- _WHAT IS BEING ASKED_
Copy out each line featuring the string "times" from the entries beneath.
═══ DATA SECTION
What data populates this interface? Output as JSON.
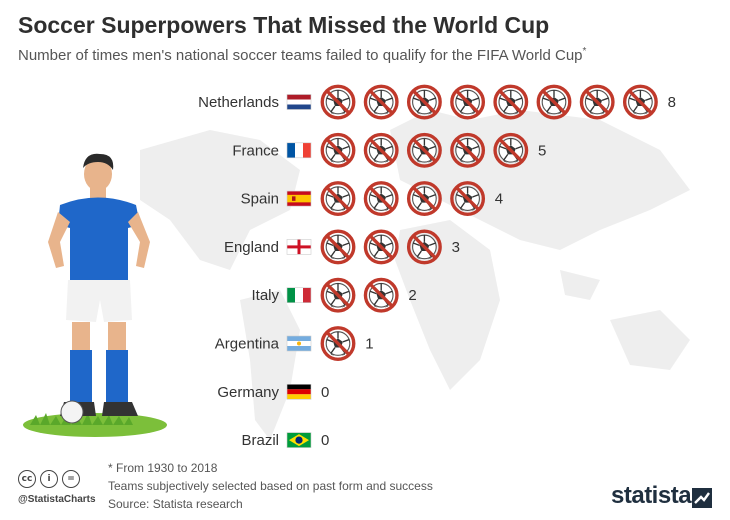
{
  "header": {
    "title": "Soccer Superpowers That Missed the World Cup",
    "subtitle": "Number of times men's national soccer teams failed to qualify for the FIFA World Cup",
    "subtitle_mark": "*"
  },
  "chart_data": {
    "type": "pictogram-bar",
    "title": "Soccer Superpowers That Missed the World Cup",
    "subtitle": "Number of times men's national soccer teams failed to qualify for the FIFA World Cup*",
    "icon": "crossed-out-soccer-ball-icon",
    "categories": [
      "Netherlands",
      "France",
      "Spain",
      "England",
      "Italy",
      "Argentina",
      "Germany",
      "Brazil"
    ],
    "values": [
      8,
      5,
      4,
      3,
      2,
      1,
      0,
      0
    ],
    "flags": [
      "netherlands",
      "france",
      "spain",
      "england",
      "italy",
      "argentina",
      "germany",
      "brazil"
    ],
    "colors": {
      "ban": "#c0392b",
      "ball": "#ffffff",
      "ball_patch": "#333333"
    }
  },
  "footer": {
    "note1": "* From 1930 to 2018",
    "note2": "Teams subjectively selected based on past form and success",
    "source": "Source: Statista research",
    "handle": "@StatistaCharts",
    "brand": "statista",
    "cc_icons": [
      "cc",
      "i",
      "="
    ]
  }
}
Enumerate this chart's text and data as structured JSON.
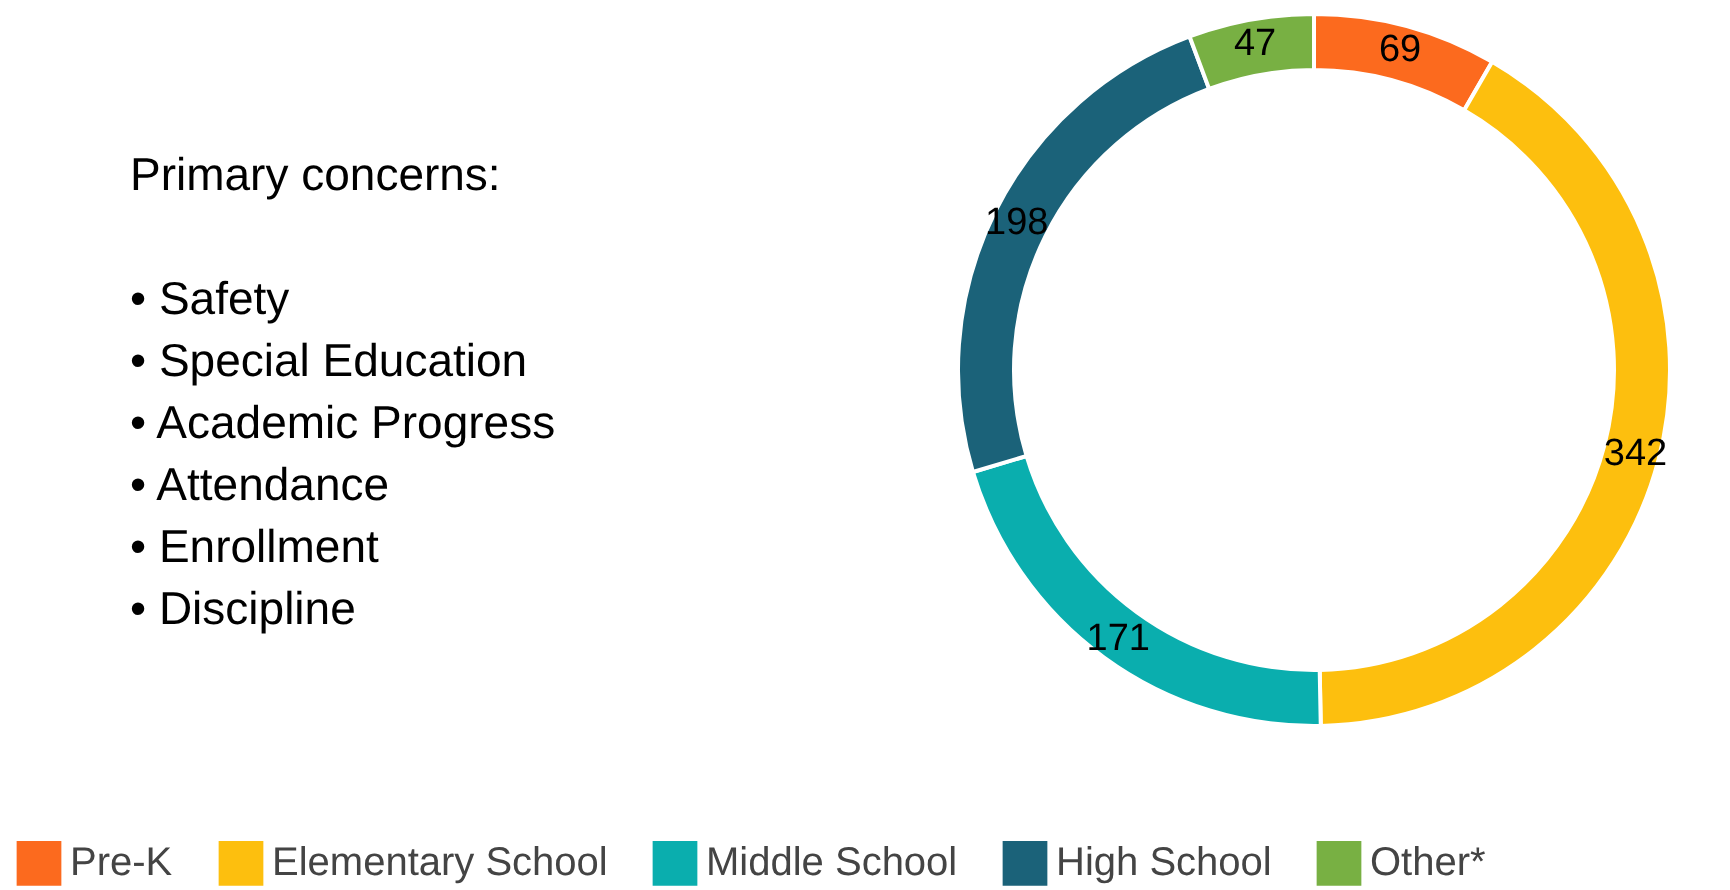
{
  "chart_data": {
    "type": "donut",
    "categories": [
      "Pre-K",
      "Elementary School",
      "Middle School",
      "High School",
      "Other*"
    ],
    "values": [
      69,
      342,
      171,
      198,
      47
    ],
    "colors": [
      "#fc6a1e",
      "#fdbf0e",
      "#0aaeae",
      "#1b6279",
      "#78b043"
    ],
    "data_labels": true,
    "legend": "bottom",
    "annotations": [
      "Primary concerns:",
      "• Safety",
      "• Special Education",
      "• Academic Progress",
      "• Attendance",
      "• Enrollment",
      "• Discipline"
    ]
  }
}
══════
- _FINISHED TASK_
    "subtitle": "Number of times men's national soccer teams failed to qualify for the FIFA World Cup",
    "subtitle": "Number of times men's national soccer teams failed to qualify for the FIFA World Cup*",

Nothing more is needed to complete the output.